RAW DATA ::
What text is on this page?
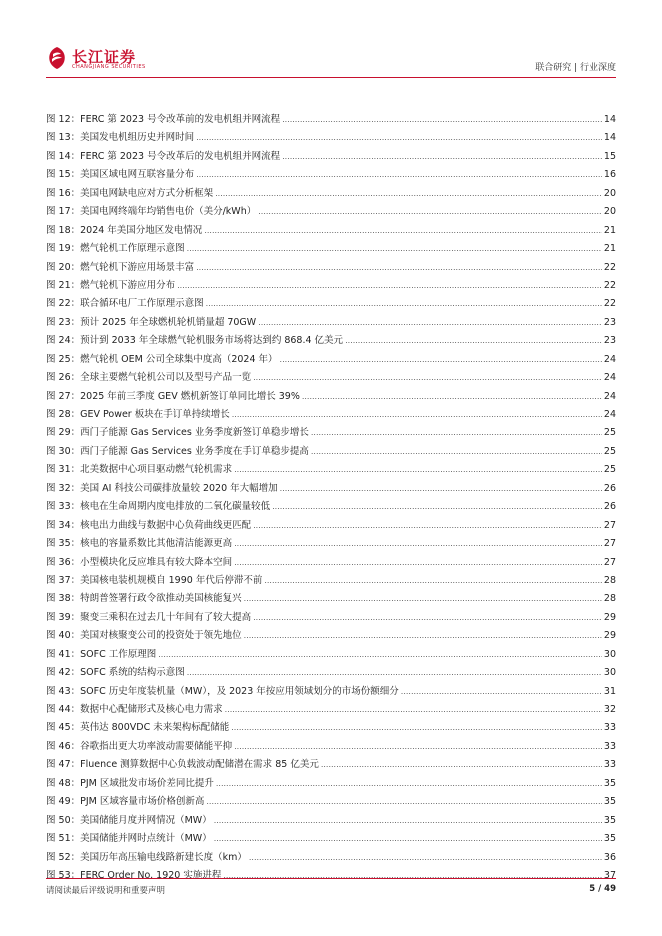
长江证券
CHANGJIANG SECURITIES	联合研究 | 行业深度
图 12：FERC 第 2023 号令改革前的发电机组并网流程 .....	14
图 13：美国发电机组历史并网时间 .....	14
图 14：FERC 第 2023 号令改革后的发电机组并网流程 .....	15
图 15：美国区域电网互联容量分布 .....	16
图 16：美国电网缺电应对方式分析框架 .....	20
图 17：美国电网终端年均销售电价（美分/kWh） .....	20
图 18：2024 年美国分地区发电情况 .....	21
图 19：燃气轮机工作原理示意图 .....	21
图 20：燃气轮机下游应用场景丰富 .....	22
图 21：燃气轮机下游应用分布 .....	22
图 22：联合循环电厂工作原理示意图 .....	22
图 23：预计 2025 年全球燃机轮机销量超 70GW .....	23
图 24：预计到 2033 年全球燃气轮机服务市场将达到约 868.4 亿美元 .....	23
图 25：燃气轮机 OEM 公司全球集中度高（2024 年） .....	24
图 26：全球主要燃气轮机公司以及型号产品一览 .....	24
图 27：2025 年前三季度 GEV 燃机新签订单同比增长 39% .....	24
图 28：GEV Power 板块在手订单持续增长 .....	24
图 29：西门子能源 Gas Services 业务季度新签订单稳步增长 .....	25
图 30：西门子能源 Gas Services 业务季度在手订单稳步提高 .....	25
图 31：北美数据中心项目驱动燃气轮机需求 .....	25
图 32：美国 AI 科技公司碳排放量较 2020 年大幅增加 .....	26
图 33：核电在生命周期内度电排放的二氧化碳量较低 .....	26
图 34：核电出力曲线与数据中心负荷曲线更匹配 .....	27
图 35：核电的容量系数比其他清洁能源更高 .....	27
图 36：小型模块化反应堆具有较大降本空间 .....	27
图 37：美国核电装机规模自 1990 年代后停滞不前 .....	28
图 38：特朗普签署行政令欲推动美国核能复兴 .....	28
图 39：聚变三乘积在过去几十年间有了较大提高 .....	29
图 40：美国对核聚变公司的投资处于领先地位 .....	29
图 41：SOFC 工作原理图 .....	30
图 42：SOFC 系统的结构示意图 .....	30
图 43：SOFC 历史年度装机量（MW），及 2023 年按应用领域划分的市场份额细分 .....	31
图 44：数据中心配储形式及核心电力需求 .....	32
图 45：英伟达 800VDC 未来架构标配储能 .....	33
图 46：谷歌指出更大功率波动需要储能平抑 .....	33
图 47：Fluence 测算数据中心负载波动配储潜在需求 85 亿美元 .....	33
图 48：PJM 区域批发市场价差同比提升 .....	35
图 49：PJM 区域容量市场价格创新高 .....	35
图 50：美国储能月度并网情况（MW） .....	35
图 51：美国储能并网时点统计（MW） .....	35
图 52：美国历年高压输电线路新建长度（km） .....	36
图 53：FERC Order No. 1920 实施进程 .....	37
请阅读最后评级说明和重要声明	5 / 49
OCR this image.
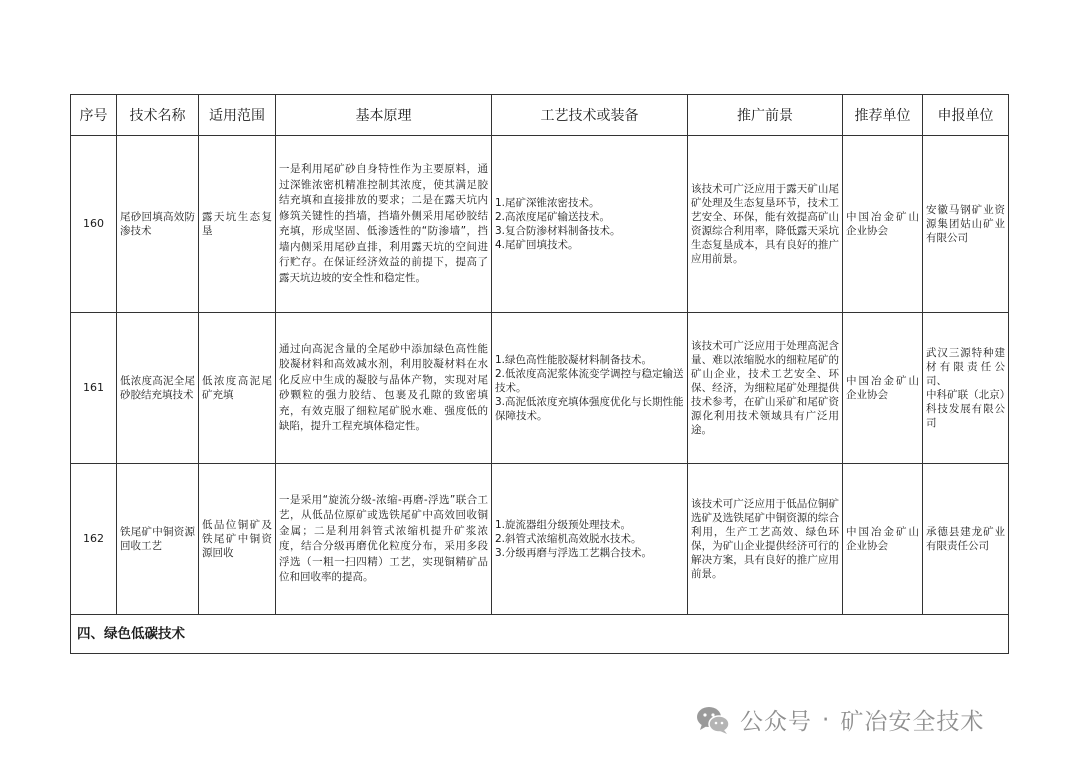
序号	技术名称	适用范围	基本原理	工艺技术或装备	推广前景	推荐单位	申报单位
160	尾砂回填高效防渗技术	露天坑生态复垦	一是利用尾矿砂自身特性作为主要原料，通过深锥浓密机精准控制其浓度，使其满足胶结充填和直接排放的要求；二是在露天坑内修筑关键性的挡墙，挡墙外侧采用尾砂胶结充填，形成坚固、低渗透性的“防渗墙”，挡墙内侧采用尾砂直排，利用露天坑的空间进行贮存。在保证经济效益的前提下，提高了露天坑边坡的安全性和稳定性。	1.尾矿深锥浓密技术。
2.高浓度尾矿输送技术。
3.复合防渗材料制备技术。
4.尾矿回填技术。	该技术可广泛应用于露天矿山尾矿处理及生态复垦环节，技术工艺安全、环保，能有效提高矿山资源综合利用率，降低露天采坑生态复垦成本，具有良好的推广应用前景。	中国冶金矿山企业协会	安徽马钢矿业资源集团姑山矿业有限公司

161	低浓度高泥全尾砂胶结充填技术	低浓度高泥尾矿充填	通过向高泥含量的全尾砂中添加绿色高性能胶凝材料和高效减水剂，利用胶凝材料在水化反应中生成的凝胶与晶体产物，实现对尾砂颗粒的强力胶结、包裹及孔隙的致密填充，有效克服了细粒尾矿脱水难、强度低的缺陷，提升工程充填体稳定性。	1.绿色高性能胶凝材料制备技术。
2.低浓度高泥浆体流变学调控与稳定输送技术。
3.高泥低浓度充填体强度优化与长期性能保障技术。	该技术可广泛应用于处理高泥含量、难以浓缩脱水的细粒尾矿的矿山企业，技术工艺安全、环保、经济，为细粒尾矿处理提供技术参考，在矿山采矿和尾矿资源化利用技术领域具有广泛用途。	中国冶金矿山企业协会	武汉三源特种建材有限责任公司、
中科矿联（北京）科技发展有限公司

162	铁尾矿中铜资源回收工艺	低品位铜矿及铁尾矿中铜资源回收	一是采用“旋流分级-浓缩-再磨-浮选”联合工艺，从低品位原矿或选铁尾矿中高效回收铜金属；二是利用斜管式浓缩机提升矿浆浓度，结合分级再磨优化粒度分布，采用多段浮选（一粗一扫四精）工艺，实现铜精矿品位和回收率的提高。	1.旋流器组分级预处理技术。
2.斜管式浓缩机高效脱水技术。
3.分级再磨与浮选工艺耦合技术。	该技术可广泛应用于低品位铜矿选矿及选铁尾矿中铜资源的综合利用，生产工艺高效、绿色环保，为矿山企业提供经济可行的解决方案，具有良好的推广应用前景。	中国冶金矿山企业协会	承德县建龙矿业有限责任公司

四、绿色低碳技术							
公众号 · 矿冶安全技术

TASK OBJECTIVE :: Return all of the entries exactly as written, but drop any pictures they hold.

THE SOLUTION ::
What text is on this page?
长江证券
CHANGJIANG SECURITIES	联合研究 | 行业深度
图 12：FERC 第 2023 号令改革前的发电机组并网流程 .....	14
图 13：美国发电机组历史并网时间 .....	14
图 14：FERC 第 2023 号令改革后的发电机组并网流程 .....	15
图 15：美国区域电网互联容量分布 .....	16
图 16：美国电网缺电应对方式分析框架 .....	20
图 17：美国电网终端年均销售电价（美分/kWh） .....	20
图 18：2024 年美国分地区发电情况 .....	21
图 19：燃气轮机工作原理示意图 .....	21
图 20：燃气轮机下游应用场景丰富 .....	22
图 21：燃气轮机下游应用分布 .....	22
图 22：联合循环电厂工作原理示意图 .....	22
图 23：预计 2025 年全球燃机轮机销量超 70GW .....	23
图 24：预计到 2033 年全球燃气轮机服务市场将达到约 868.4 亿美元 .....	23
图 25：燃气轮机 OEM 公司全球集中度高（2024 年） .....	24
图 26：全球主要燃气轮机公司以及型号产品一览 .....	24
图 27：2025 年前三季度 GEV 燃机新签订单同比增长 39% .....	24
图 28：GEV Power 板块在手订单持续增长 .....	24
图 29：西门子能源 Gas Services 业务季度新签订单稳步增长 .....	25
图 30：西门子能源 Gas Services 业务季度在手订单稳步提高 .....	25
图 31：北美数据中心项目驱动燃气轮机需求 .....	25
图 32：美国 AI 科技公司碳排放量较 2020 年大幅增加 .....	26
图 33：核电在生命周期内度电排放的二氧化碳量较低 .....	26
图 34：核电出力曲线与数据中心负荷曲线更匹配 .....	27
图 35：核电的容量系数比其他清洁能源更高 .....	27
图 36：小型模块化反应堆具有较大降本空间 .....	27
图 37：美国核电装机规模自 1990 年代后停滞不前 .....	28
图 38：特朗普签署行政令欲推动美国核能复兴 .....	28
图 39：聚变三乘积在过去几十年间有了较大提高 .....	29
图 40：美国对核聚变公司的投资处于领先地位 .....	29
图 41：SOFC 工作原理图 .....	30
图 42：SOFC 系统的结构示意图 .....	30
图 43：SOFC 历史年度装机量（MW），及 2023 年按应用领域划分的市场份额细分 .....	31
图 44：数据中心配储形式及核心电力需求 .....	32
图 45：英伟达 800VDC 未来架构标配储能 .....	33
图 46：谷歌指出更大功率波动需要储能平抑 .....	33
图 47：Fluence 测算数据中心负载波动配储潜在需求 85 亿美元 .....	33
图 48：PJM 区域批发市场价差同比提升 .....	35
图 49：PJM 区域容量市场价格创新高 .....	35
图 50：美国储能月度并网情况（MW） .....	35
图 51：美国储能并网时点统计（MW） .....	35
图 52：美国历年高压输电线路新建长度（km） .....	36
图 53：FERC Order No. 1920 实施进程 .....	37
请阅读最后评级说明和重要声明	5 / 49
OCR this image.
序号	技术名称	适用范围	基本原理	工艺技术或装备	推广前景	推荐单位	申报单位
160	尾砂回填高效防渗技术	露天坑生态复垦	一是利用尾矿砂自身特性作为主要原料，通过深锥浓密机精准控制其浓度，使其满足胶结充填和直接排放的要求；二是在露天坑内修筑关键性的挡墙，挡墙外侧采用尾砂胶结充填，形成坚固、低渗透性的“防渗墙”，挡墙内侧采用尾砂直排，利用露天坑的空间进行贮存。在保证经济效益的前提下，提高了露天坑边坡的安全性和稳定性。	1.尾矿深锥浓密技术。
2.高浓度尾矿输送技术。
3.复合防渗材料制备技术。
4.尾矿回填技术。	该技术可广泛应用于露天矿山尾矿处理及生态复垦环节，技术工艺安全、环保，能有效提高矿山资源综合利用率，降低露天采坑生态复垦成本，具有良好的推广应用前景。	中国冶金矿山企业协会	安徽马钢矿业资源集团姑山矿业有限公司

161	低浓度高泥全尾砂胶结充填技术	低浓度高泥尾矿充填	通过向高泥含量的全尾砂中添加绿色高性能胶凝材料和高效减水剂，利用胶凝材料在水化反应中生成的凝胶与晶体产物，实现对尾砂颗粒的强力胶结、包裹及孔隙的致密填充，有效克服了细粒尾矿脱水难、强度低的缺陷，提升工程充填体稳定性。	1.绿色高性能胶凝材料制备技术。
2.低浓度高泥浆体流变学调控与稳定输送技术。
3.高泥低浓度充填体强度优化与长期性能保障技术。	该技术可广泛应用于处理高泥含量、难以浓缩脱水的细粒尾矿的矿山企业，技术工艺安全、环保、经济，为细粒尾矿处理提供技术参考，在矿山采矿和尾矿资源化利用技术领域具有广泛用途。	中国冶金矿山企业协会	武汉三源特种建材有限责任公司、
中科矿联（北京）科技发展有限公司

162	铁尾矿中铜资源回收工艺	低品位铜矿及铁尾矿中铜资源回收	一是采用“旋流分级-浓缩-再磨-浮选”联合工艺，从低品位原矿或选铁尾矿中高效回收铜金属；二是利用斜管式浓缩机提升矿浆浓度，结合分级再磨优化粒度分布，采用多段浮选（一粗一扫四精）工艺，实现铜精矿品位和回收率的提高。	1.旋流器组分级预处理技术。
2.斜管式浓缩机高效脱水技术。
3.分级再磨与浮选工艺耦合技术。	该技术可广泛应用于低品位铜矿选矿及选铁尾矿中铜资源的综合利用，生产工艺高效、绿色环保，为矿山企业提供经济可行的解决方案，具有良好的推广应用前景。	中国冶金矿山企业协会	承德县建龙矿业有限责任公司

四、绿色低碳技术							
公众号 · 矿冶安全技术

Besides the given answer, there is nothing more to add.